• **WHAT IS NEEDED**:
Quote all of the data exactly as given. Skip every picture it contains.

===

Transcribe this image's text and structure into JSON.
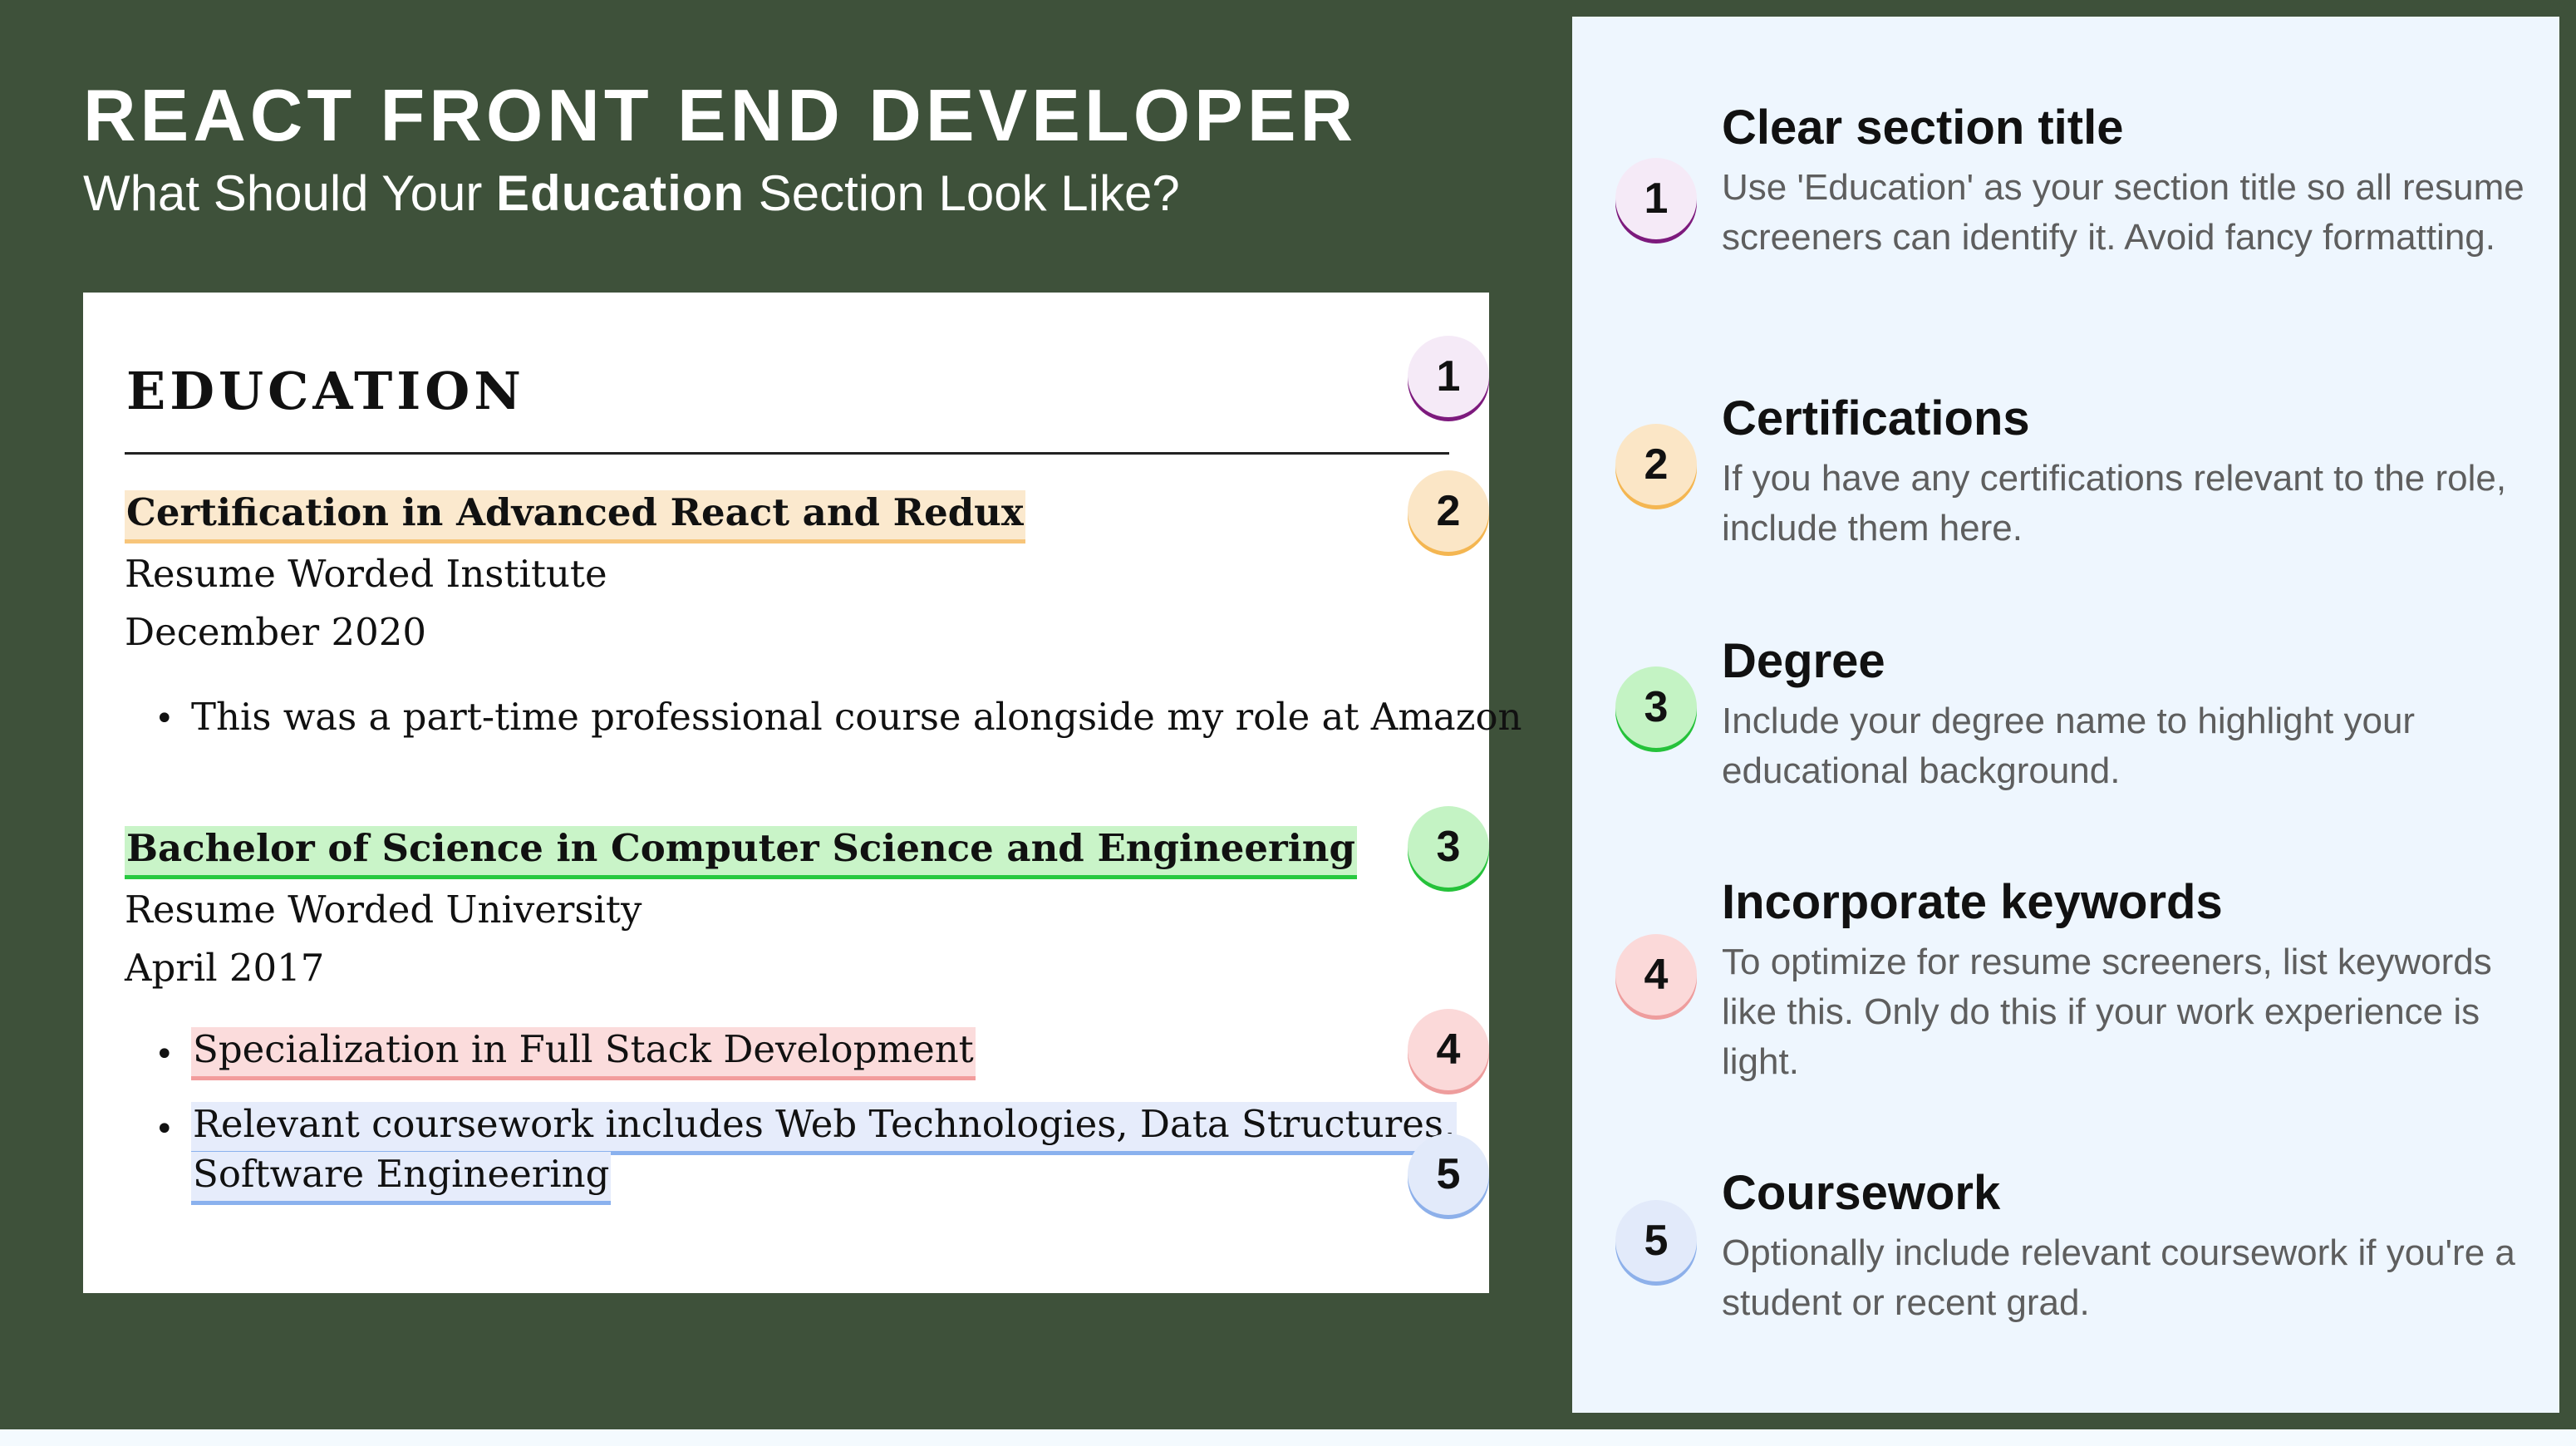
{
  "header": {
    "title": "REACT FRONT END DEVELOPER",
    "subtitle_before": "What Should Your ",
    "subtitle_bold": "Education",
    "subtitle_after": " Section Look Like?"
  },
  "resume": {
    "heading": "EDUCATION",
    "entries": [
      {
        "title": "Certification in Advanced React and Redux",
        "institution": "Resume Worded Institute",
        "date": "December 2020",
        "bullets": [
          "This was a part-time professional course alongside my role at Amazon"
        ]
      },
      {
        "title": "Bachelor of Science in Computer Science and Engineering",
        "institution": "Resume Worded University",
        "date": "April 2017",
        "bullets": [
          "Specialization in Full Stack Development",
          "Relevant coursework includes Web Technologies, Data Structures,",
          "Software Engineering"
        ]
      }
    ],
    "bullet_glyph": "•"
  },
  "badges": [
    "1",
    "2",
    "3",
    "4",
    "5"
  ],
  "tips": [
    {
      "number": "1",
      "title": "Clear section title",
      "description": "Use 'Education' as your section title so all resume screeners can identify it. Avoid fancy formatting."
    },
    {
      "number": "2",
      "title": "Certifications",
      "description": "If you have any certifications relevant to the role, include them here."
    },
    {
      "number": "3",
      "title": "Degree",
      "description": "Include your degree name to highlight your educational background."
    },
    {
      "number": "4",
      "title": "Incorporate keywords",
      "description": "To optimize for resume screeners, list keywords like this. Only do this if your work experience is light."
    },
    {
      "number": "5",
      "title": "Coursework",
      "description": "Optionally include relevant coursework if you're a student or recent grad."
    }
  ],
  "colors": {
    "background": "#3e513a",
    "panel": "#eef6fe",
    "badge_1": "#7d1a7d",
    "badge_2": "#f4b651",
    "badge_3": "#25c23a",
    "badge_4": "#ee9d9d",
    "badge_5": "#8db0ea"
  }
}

===

• **EXERCISE ANSWER**:
Transcribe this image's text and structure into JSON.
{
  "header": {
    "title": "REACT FRONT END DEVELOPER",
    "subtitle_before": "What Should Your ",
    "subtitle_bold": "Education",
    "subtitle_after": " Section Look Like?"
  },
  "resume": {
    "heading": "EDUCATION",
    "entries": [
      {
        "title": "Certification in Advanced React and Redux",
        "institution": "Resume Worded Institute",
        "date": "December 2020",
        "bullets": [
          "This was a part-time professional course alongside my role at Amazon"
        ]
      },
      {
        "title": "Bachelor of Science in Computer Science and Engineering",
        "institution": "Resume Worded University",
        "date": "April 2017",
        "bullets": [
          "Specialization in Full Stack Development",
          "Relevant coursework includes Web Technologies, Data Structures,",
          "Software Engineering"
        ]
      }
    ],
    "bullet_glyph": "•"
  },
  "badges": [
    "1",
    "2",
    "3",
    "4",
    "5"
  ],
  "tips": [
    {
      "number": "1",
      "title": "Clear section title",
      "description": "Use 'Education' as your section title so all resume screeners can identify it. Avoid fancy formatting."
    },
    {
      "number": "2",
      "title": "Certifications",
      "description": "If you have any certifications relevant to the role, include them here."
    },
    {
      "number": "3",
      "title": "Degree",
      "description": "Include your degree name to highlight your educational background."
    },
    {
      "number": "4",
      "title": "Incorporate keywords",
      "description": "To optimize for resume screeners, list keywords like this. Only do this if your work experience is light."
    },
    {
      "number": "5",
      "title": "Coursework",
      "description": "Optionally include relevant coursework if you're a student or recent grad."
    }
  ],
  "colors": {
    "background": "#3e513a",
    "panel": "#eef6fe",
    "badge_1": "#7d1a7d",
    "badge_2": "#f4b651",
    "badge_3": "#25c23a",
    "badge_4": "#ee9d9d",
    "badge_5": "#8db0ea"
  }
}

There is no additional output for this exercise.